-- Start --
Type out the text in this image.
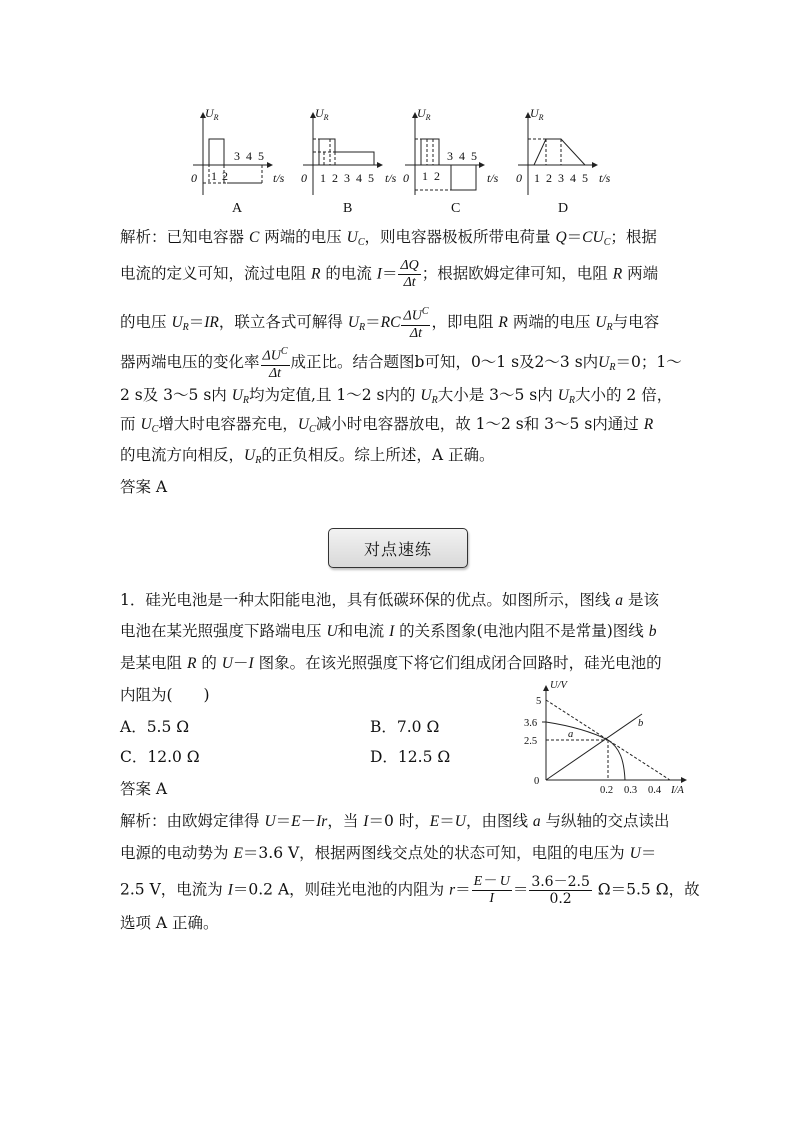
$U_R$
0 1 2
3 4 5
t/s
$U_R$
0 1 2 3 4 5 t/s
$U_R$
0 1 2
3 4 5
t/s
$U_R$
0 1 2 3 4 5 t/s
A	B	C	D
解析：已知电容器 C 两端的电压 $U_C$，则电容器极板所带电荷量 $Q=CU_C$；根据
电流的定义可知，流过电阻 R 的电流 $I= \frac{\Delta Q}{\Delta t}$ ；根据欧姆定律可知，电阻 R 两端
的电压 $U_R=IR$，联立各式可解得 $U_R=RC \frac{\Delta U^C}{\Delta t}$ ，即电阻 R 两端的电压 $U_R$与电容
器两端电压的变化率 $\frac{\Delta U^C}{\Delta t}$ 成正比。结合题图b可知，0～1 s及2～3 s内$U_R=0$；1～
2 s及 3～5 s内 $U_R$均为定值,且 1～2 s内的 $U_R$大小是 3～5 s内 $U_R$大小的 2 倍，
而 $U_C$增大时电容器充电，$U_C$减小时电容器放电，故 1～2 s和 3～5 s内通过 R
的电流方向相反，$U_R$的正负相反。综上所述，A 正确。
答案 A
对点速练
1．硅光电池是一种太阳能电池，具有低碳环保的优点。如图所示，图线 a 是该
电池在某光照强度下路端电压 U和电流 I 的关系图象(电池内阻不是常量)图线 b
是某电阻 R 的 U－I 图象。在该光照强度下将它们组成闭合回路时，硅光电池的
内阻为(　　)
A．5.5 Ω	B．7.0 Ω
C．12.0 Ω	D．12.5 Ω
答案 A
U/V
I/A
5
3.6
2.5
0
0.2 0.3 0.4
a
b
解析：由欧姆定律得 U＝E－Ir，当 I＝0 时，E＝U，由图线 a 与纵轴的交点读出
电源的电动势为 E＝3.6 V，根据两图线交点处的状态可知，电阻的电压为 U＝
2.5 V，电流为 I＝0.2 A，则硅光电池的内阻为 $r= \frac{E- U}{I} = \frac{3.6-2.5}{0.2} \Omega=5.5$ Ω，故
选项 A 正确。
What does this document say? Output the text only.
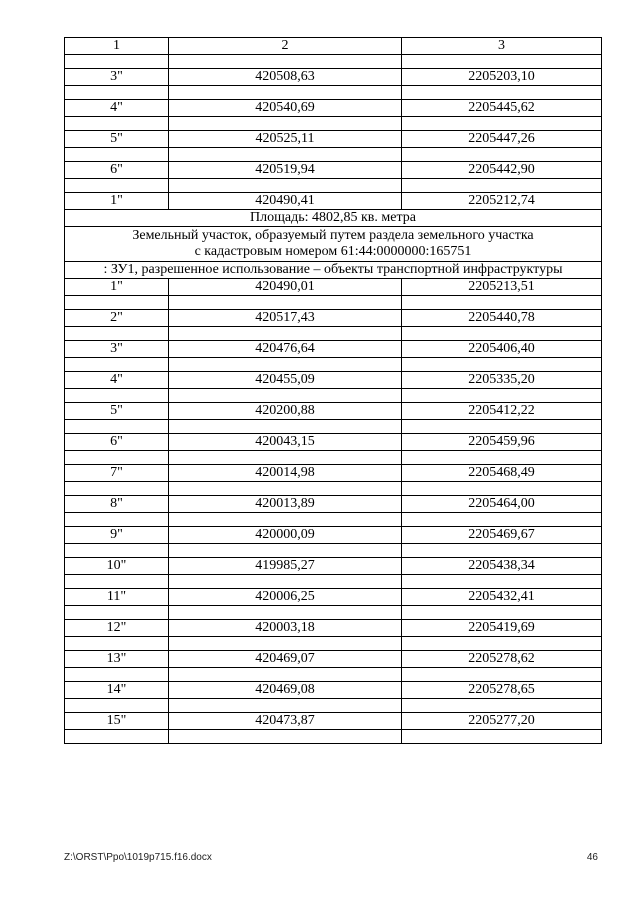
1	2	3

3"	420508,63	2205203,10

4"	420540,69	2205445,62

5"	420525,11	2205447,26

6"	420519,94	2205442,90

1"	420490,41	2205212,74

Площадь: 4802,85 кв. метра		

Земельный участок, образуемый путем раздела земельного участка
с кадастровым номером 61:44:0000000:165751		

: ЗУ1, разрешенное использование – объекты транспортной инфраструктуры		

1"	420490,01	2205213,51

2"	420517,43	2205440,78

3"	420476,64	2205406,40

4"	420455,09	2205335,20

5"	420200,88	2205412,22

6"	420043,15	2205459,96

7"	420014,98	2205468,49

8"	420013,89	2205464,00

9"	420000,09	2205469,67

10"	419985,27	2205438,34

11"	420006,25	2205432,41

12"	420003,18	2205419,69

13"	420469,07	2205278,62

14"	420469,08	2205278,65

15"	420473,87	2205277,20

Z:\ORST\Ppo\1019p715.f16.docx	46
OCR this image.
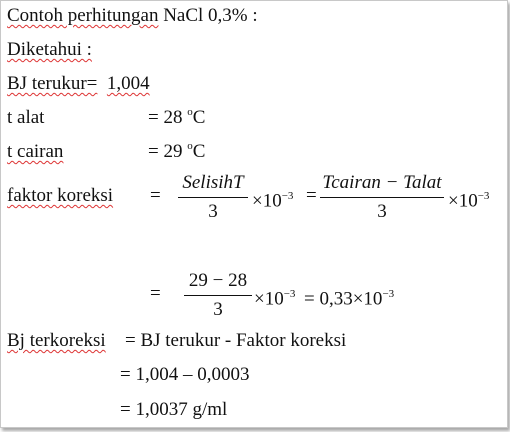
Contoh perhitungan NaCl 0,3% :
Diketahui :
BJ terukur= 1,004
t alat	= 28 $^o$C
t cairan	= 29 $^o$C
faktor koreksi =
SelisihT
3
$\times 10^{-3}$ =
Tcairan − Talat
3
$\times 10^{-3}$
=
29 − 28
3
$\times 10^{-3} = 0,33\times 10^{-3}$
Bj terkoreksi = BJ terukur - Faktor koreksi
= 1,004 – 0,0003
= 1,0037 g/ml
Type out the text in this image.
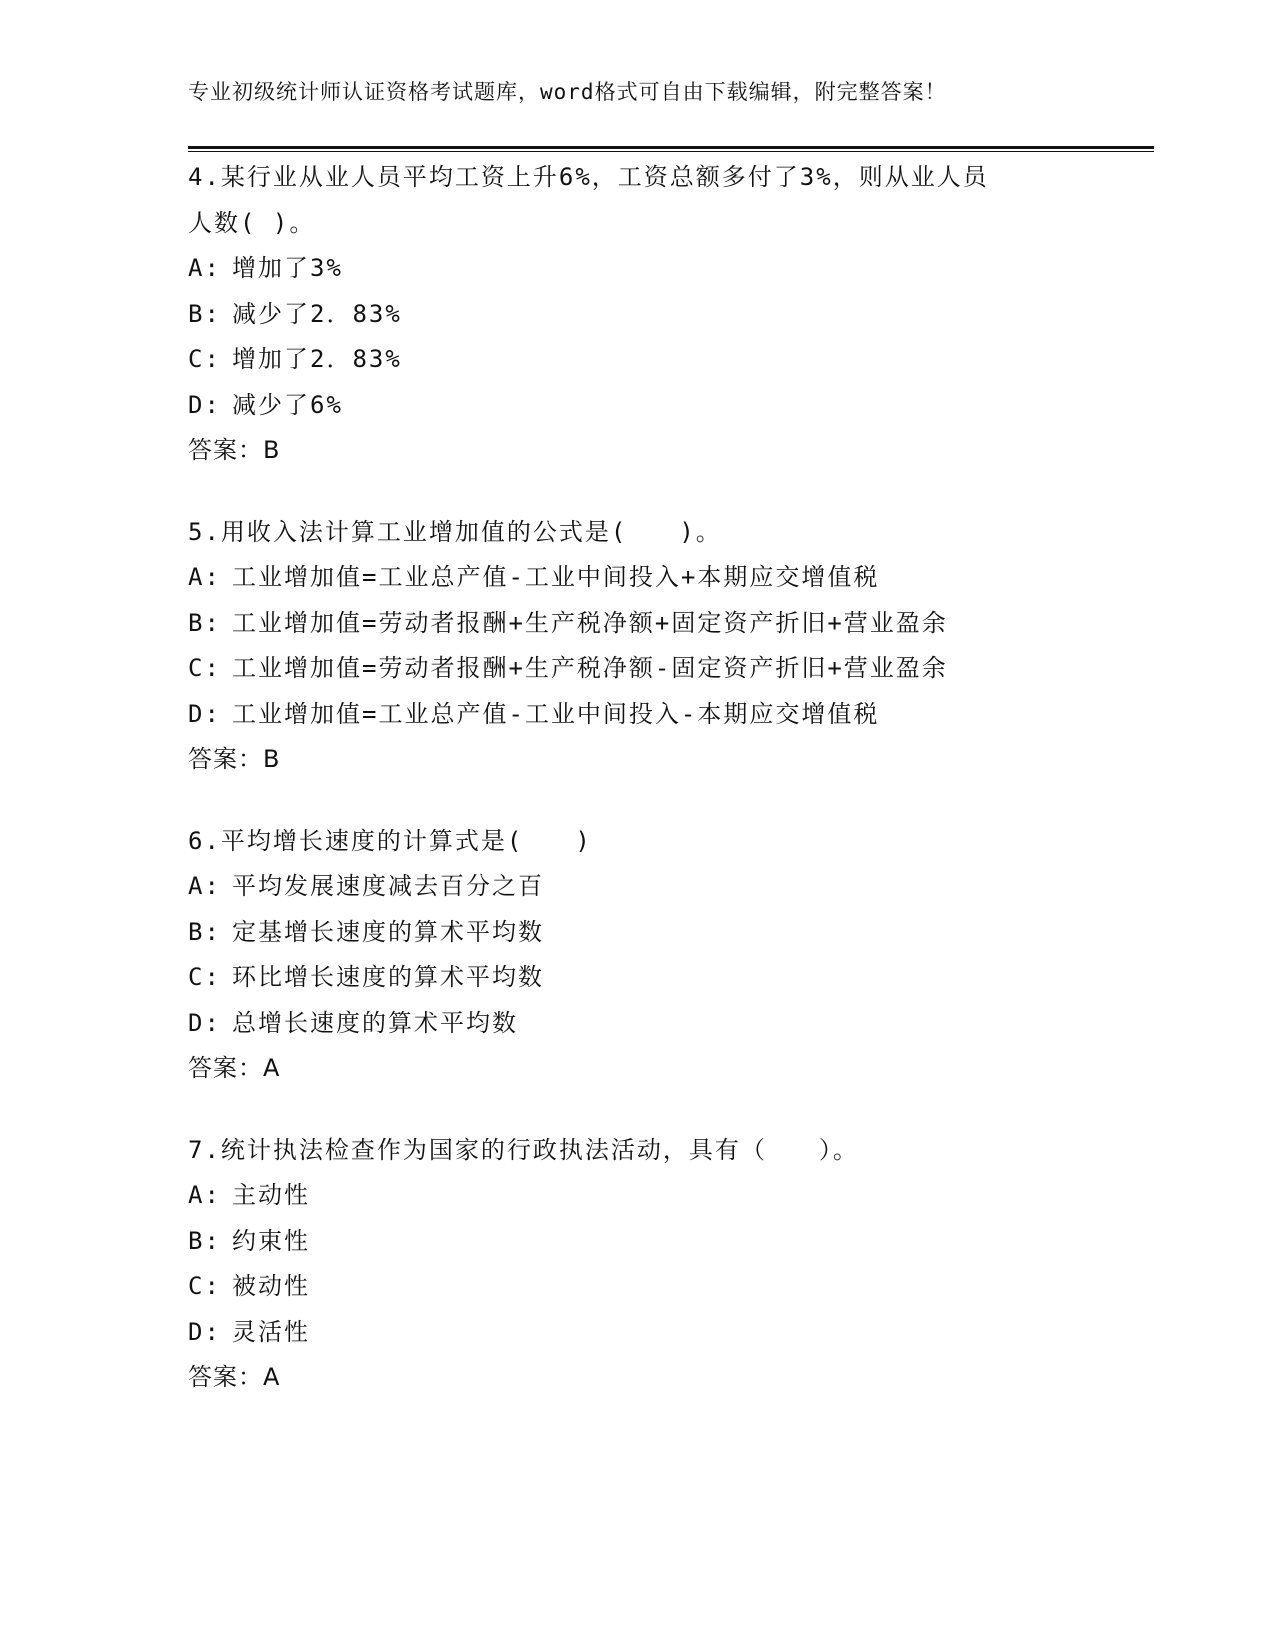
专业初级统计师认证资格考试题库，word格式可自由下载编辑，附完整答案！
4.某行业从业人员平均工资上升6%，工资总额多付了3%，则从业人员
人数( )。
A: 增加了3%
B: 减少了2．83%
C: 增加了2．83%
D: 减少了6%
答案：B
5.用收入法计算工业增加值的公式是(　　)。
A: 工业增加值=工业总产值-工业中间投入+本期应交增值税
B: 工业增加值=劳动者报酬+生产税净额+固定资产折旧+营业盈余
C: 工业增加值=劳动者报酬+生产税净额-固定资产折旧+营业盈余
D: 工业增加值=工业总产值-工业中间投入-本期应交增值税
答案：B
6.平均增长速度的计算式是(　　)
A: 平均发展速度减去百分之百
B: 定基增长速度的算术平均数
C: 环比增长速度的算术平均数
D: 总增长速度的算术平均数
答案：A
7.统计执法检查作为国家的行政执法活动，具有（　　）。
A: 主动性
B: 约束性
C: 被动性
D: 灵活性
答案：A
-- End --
:: Problem to work on ::
Work out how many lines of the data above hold the word "terukur", and write only the count.

:: Response to this exercise ::
2